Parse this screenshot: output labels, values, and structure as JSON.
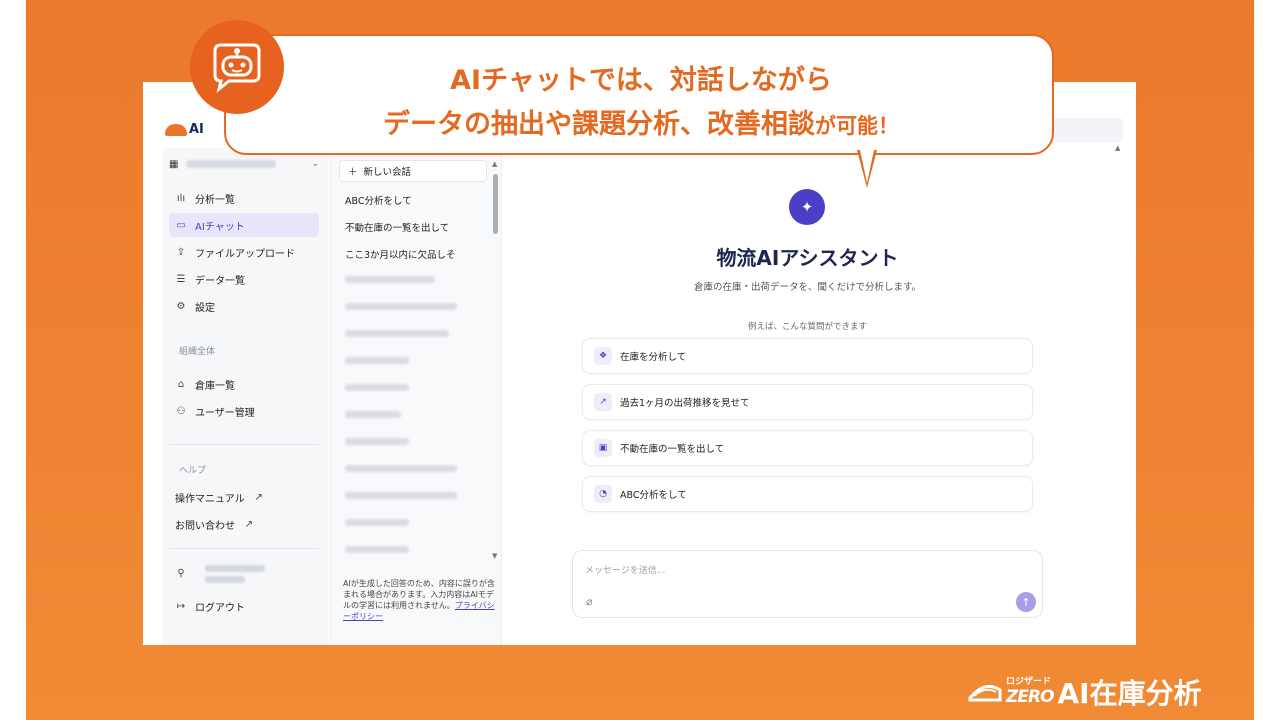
{
  "callout": {
    "line1": "AIチャットでは、対話しながら",
    "line2": "データの抽出や課題分析、改善相談",
    "line2_small": "が可能！"
  },
  "app": {
    "logo_text": "AI"
  },
  "sidebar": {
    "items": [
      {
        "label": "分析一覧",
        "icon": "bar-chart-icon"
      },
      {
        "label": "AIチャット",
        "icon": "chat-icon"
      },
      {
        "label": "ファイルアップロード",
        "icon": "upload-icon"
      },
      {
        "label": "データ一覧",
        "icon": "database-icon"
      },
      {
        "label": "設定",
        "icon": "gear-icon"
      }
    ],
    "org_section_label": "組織全体",
    "org_items": [
      {
        "label": "倉庫一覧",
        "icon": "warehouse-icon"
      },
      {
        "label": "ユーザー管理",
        "icon": "users-icon"
      }
    ],
    "help_label": "ヘルプ",
    "help_items": [
      {
        "label": "操作マニュアル",
        "icon": "external-link-icon"
      },
      {
        "label": "お問い合わせ",
        "icon": "external-link-icon"
      }
    ],
    "logout_label": "ログアウト"
  },
  "history": {
    "new_chat_label": "新しい会話",
    "items": [
      "ABC分析をして",
      "不動在庫の一覧を出して",
      "ここ3か月以内に欠品しそ"
    ],
    "disclaimer": "AIが生成した回答のため、内容に誤りが含まれる場合があります。入力内容はAIモデルの学習には利用されません。",
    "privacy_link": "プライバシーポリシー"
  },
  "main": {
    "title": "物流AIアシスタント",
    "subtitle": "倉庫の在庫・出荷データを、聞くだけで分析します。",
    "examples_label": "例えば、こんな質問ができます",
    "suggestions": [
      {
        "label": "在庫を分析して",
        "icon": "cubes-icon"
      },
      {
        "label": "過去1ヶ月の出荷推移を見せて",
        "icon": "trend-icon"
      },
      {
        "label": "不動在庫の一覧を出して",
        "icon": "box-icon"
      },
      {
        "label": "ABC分析をして",
        "icon": "pie-icon"
      }
    ],
    "composer_placeholder": "メッセージを送信..."
  },
  "brand": {
    "small": "ロジザード",
    "zero": "ZERO",
    "name": "AI在庫分析"
  },
  "colors": {
    "accent_orange": "#e46a22",
    "accent_purple": "#4b3fc7"
  }
}
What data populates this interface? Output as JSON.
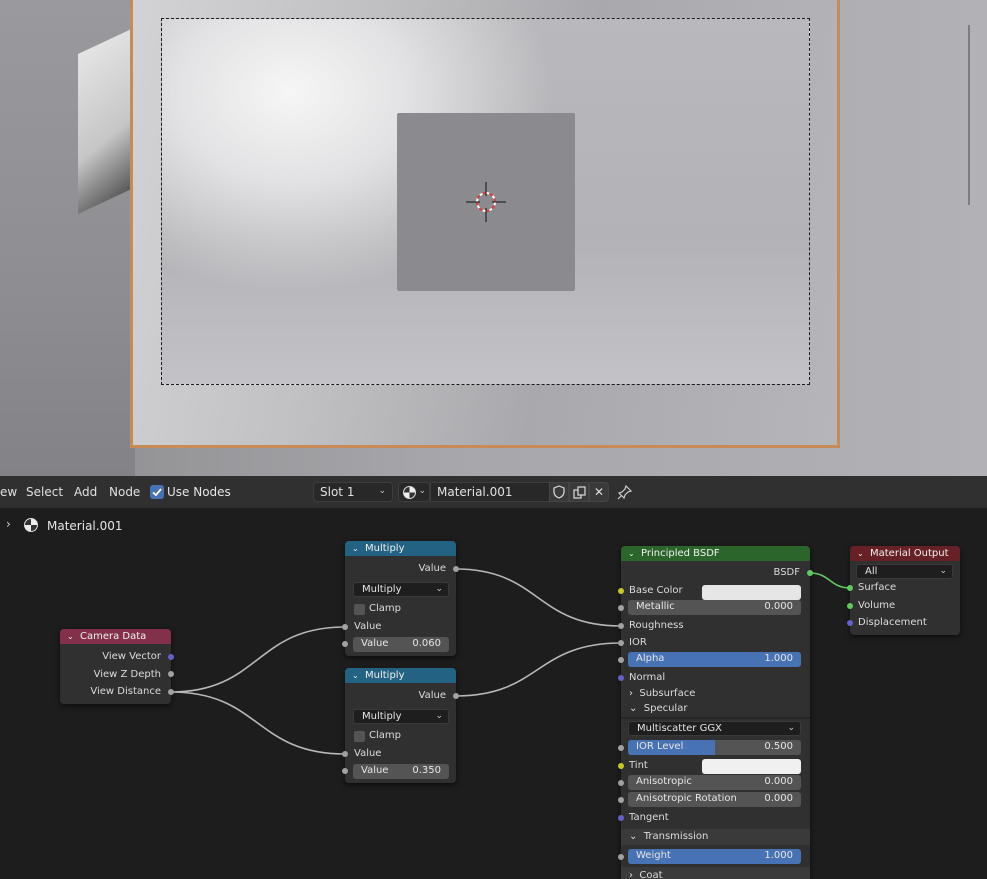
{
  "viewport": {
    "description": ""
  },
  "header": {
    "menu": [
      "ew",
      "Select",
      "Add",
      "Node"
    ],
    "use_nodes_label": "Use Nodes",
    "slot": "Slot 1",
    "material_name": "Material.001"
  },
  "breadcrumb": {
    "label": "Material.001"
  },
  "nodes": {
    "camera_data": {
      "title": "Camera Data",
      "outputs": [
        "View Vector",
        "View Z Depth",
        "View Distance"
      ]
    },
    "multiply1": {
      "title": "Multiply",
      "output": "Value",
      "operation": "Multiply",
      "clamp_label": "Clamp",
      "input_label": "Value",
      "value_label": "Value",
      "value": "0.060"
    },
    "multiply2": {
      "title": "Multiply",
      "output": "Value",
      "operation": "Multiply",
      "clamp_label": "Clamp",
      "input_label": "Value",
      "value_label": "Value",
      "value": "0.350"
    },
    "bsdf": {
      "title": "Principled BSDF",
      "output": "BSDF",
      "base_color": "Base Color",
      "metallic_label": "Metallic",
      "metallic": "0.000",
      "roughness": "Roughness",
      "ior": "IOR",
      "alpha_label": "Alpha",
      "alpha": "1.000",
      "normal": "Normal",
      "subsurface": "Subsurface",
      "specular": "Specular",
      "distribution": "Multiscatter GGX",
      "ior_level_label": "IOR Level",
      "ior_level": "0.500",
      "ior_level_fraction": 0.5,
      "tint": "Tint",
      "anisotropic_label": "Anisotropic",
      "anisotropic": "0.000",
      "aniso_rot_label": "Anisotropic Rotation",
      "aniso_rot": "0.000",
      "tangent": "Tangent",
      "transmission": "Transmission",
      "weight_label": "Weight",
      "weight": "1.000",
      "coat": "Coat"
    },
    "output": {
      "title": "Material Output",
      "target": "All",
      "inputs": [
        "Surface",
        "Volume",
        "Displacement"
      ]
    }
  },
  "colors": {
    "accent": "#4772b3",
    "camera_header": "#83314a",
    "math_header": "#246283",
    "shader_header": "#2b652b",
    "output_header": "#662026",
    "camera_frame": "#c78b58"
  }
}
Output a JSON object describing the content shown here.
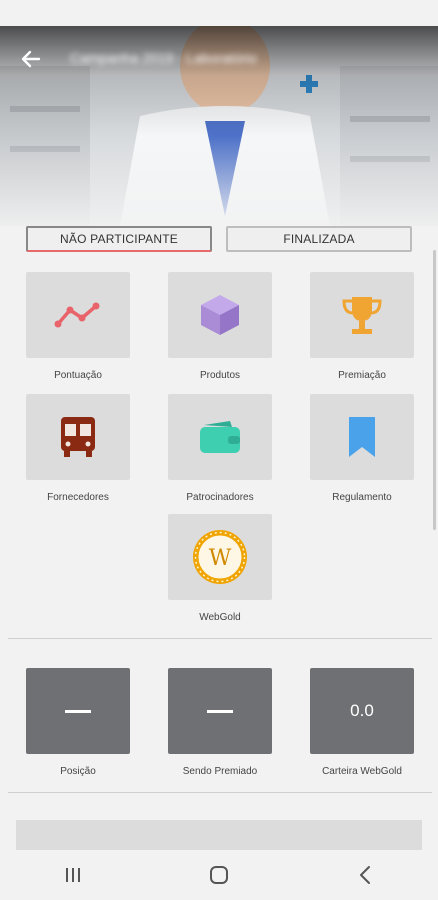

-------------------------

» Given request
Reproduce the records verbatim, omitting all images they contain.

» Answer for the task
Parse this screenshot: output labels, values, and structure as JSON.
{
  "callout": {
    "line1": "AIチャットでは、対話しながら",
    "line2": "データの抽出や課題分析、改善相談",
    "line2_small": "が可能！"
  },
  "app": {
    "logo_text": "AI"
  },
  "sidebar": {
    "items": [
      {
        "label": "分析一覧",
        "icon": "bar-chart-icon"
      },
      {
        "label": "AIチャット",
        "icon": "chat-icon"
      },
      {
        "label": "ファイルアップロード",
        "icon": "upload-icon"
      },
      {
        "label": "データ一覧",
        "icon": "database-icon"
      },
      {
        "label": "設定",
        "icon": "gear-icon"
      }
    ],
    "org_section_label": "組織全体",
    "org_items": [
      {
        "label": "倉庫一覧",
        "icon": "warehouse-icon"
      },
      {
        "label": "ユーザー管理",
        "icon": "users-icon"
      }
    ],
    "help_label": "ヘルプ",
    "help_items": [
      {
        "label": "操作マニュアル",
        "icon": "external-link-icon"
      },
      {
        "label": "お問い合わせ",
        "icon": "external-link-icon"
      }
    ],
    "logout_label": "ログアウト"
  },
  "history": {
    "new_chat_label": "新しい会話",
    "items": [
      "ABC分析をして",
      "不動在庫の一覧を出して",
      "ここ3か月以内に欠品しそ"
    ],
    "disclaimer": "AIが生成した回答のため、内容に誤りが含まれる場合があります。入力内容はAIモデルの学習には利用されません。",
    "privacy_link": "プライバシーポリシー"
  },
  "main": {
    "title": "物流AIアシスタント",
    "subtitle": "倉庫の在庫・出荷データを、聞くだけで分析します。",
    "examples_label": "例えば、こんな質問ができます",
    "suggestions": [
      {
        "label": "在庫を分析して",
        "icon": "cubes-icon"
      },
      {
        "label": "過去1ヶ月の出荷推移を見せて",
        "icon": "trend-icon"
      },
      {
        "label": "不動在庫の一覧を出して",
        "icon": "box-icon"
      },
      {
        "label": "ABC分析をして",
        "icon": "pie-icon"
      }
    ],
    "composer_placeholder": "メッセージを送信..."
  },
  "brand": {
    "small": "ロジザード",
    "zero": "ZERO",
    "name": "AI在庫分析"
  },
  "colors": {
    "accent_orange": "#e46a22",
    "accent_purple": "#4b3fc7"
  }
}
What data populates this interface? Output as JSON.
{
  "viewport": {
    "description": ""
  },
  "header": {
    "menu": [
      "ew",
      "Select",
      "Add",
      "Node"
    ],
    "use_nodes_label": "Use Nodes",
    "slot": "Slot 1",
    "material_name": "Material.001"
  },
  "breadcrumb": {
    "label": "Material.001"
  },
  "nodes": {
    "camera_data": {
      "title": "Camera Data",
      "outputs": [
        "View Vector",
        "View Z Depth",
        "View Distance"
      ]
    },
    "multiply1": {
      "title": "Multiply",
      "output": "Value",
      "operation": "Multiply",
      "clamp_label": "Clamp",
      "input_label": "Value",
      "value_label": "Value",
      "value": "0.060"
    },
    "multiply2": {
      "title": "Multiply",
      "output": "Value",
      "operation": "Multiply",
      "clamp_label": "Clamp",
      "input_label": "Value",
      "value_label": "Value",
      "value": "0.350"
    },
    "bsdf": {
      "title": "Principled BSDF",
      "output": "BSDF",
      "base_color": "Base Color",
      "metallic_label": "Metallic",
      "metallic": "0.000",
      "roughness": "Roughness",
      "ior": "IOR",
      "alpha_label": "Alpha",
      "alpha": "1.000",
      "normal": "Normal",
      "subsurface": "Subsurface",
      "specular": "Specular",
      "distribution": "Multiscatter GGX",
      "ior_level_label": "IOR Level",
      "ior_level": "0.500",
      "ior_level_fraction": 0.5,
      "tint": "Tint",
      "anisotropic_label": "Anisotropic",
      "anisotropic": "0.000",
      "aniso_rot_label": "Anisotropic Rotation",
      "aniso_rot": "0.000",
      "tangent": "Tangent",
      "transmission": "Transmission",
      "weight_label": "Weight",
      "weight": "1.000",
      "coat": "Coat"
    },
    "output": {
      "title": "Material Output",
      "target": "All",
      "inputs": [
        "Surface",
        "Volume",
        "Displacement"
      ]
    }
  },
  "colors": {
    "accent": "#4772b3",
    "camera_header": "#83314a",
    "math_header": "#246283",
    "shader_header": "#2b652b",
    "output_header": "#662026",
    "camera_frame": "#c78b58"
  }
}
Output a JSON object describing the content shown here.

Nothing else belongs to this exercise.